● Description of the task:
Every line holding the string "icon" should be gathered.

(Collection entries)

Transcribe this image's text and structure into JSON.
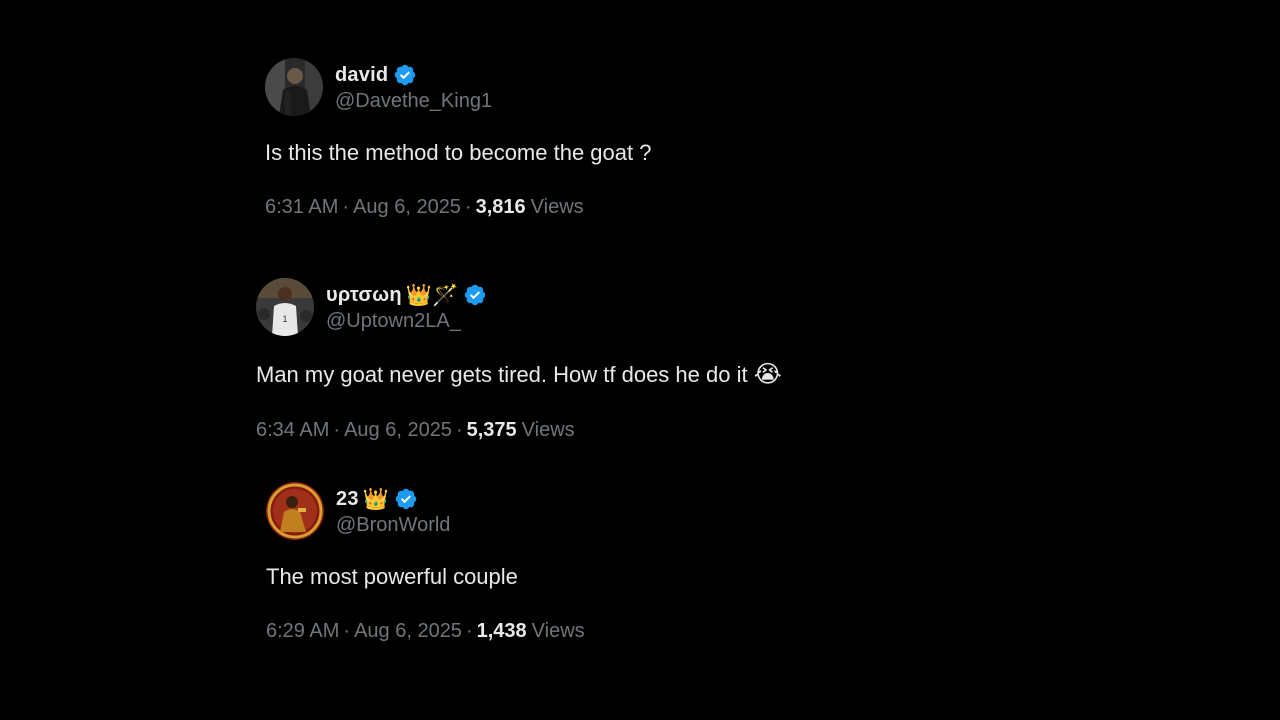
{
  "colors": {
    "background": "#000000",
    "primary_text": "#e7e9ea",
    "secondary_text": "#71767b",
    "verified_badge": "#1d9bf0"
  },
  "tweets": [
    {
      "display_name": "david",
      "name_emojis": "",
      "handle": "@Davethe_King1",
      "verified": true,
      "text": "Is this the method to become the goat ?",
      "text_emoji": "",
      "time": "6:31 AM",
      "date": "Aug 6, 2025",
      "views_count": "3,816",
      "views_label": "Views",
      "separator": "·"
    },
    {
      "display_name": "υρτσωη",
      "name_emojis": "👑🪄",
      "handle": "@Uptown2LA_",
      "verified": true,
      "text": "Man my goat never gets tired. How tf does he do it",
      "text_emoji": "😭",
      "time": "6:34 AM",
      "date": "Aug 6, 2025",
      "views_count": "5,375",
      "views_label": "Views",
      "separator": "·"
    },
    {
      "display_name": "23",
      "name_emojis": "👑",
      "handle": "@BronWorld",
      "verified": true,
      "text": "The most powerful couple",
      "text_emoji": "",
      "time": "6:29 AM",
      "date": "Aug 6, 2025",
      "views_count": "1,438",
      "views_label": "Views",
      "separator": "·"
    }
  ]
}
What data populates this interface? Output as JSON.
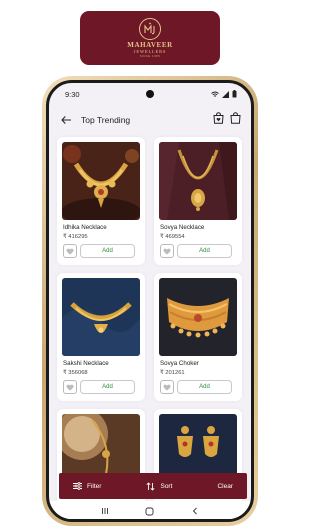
{
  "brand": {
    "monogram": "MJ",
    "name": "MAHAVEER",
    "subtitle": "JEWELLERS",
    "tagline": "SINCE 1985",
    "bg_color": "#6e1726",
    "gold_color": "#e2c48a"
  },
  "status_bar": {
    "time": "9:30"
  },
  "app_bar": {
    "title": "Top Trending",
    "back_icon": "arrow-left-icon",
    "wishlist_icon": "bag-heart-icon",
    "cart_icon": "shopping-bag-icon"
  },
  "products": [
    {
      "name": "Idhika Necklace",
      "price": "₹ 416295",
      "add_label": "Add"
    },
    {
      "name": "Sovya Necklace",
      "price": "₹ 469554",
      "add_label": "Add"
    },
    {
      "name": "Sakshi Necklace",
      "price": "₹ 356068",
      "add_label": "Add"
    },
    {
      "name": "Sovya Choker",
      "price": "₹ 201261",
      "add_label": "Add"
    },
    {
      "name": "",
      "price": "",
      "add_label": ""
    },
    {
      "name": "",
      "price": "",
      "add_label": ""
    }
  ],
  "bottom_bar": {
    "filter_label": "Filter",
    "sort_label": "Sort",
    "clear_label": "Clear"
  },
  "colors": {
    "accent": "#6e1726",
    "add_text": "#2e8b3c"
  }
}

● Task solution:
    "back_icon": "arrow-left-icon",
    "wishlist_icon": "bag-heart-icon",
    "cart_icon": "shopping-bag-icon"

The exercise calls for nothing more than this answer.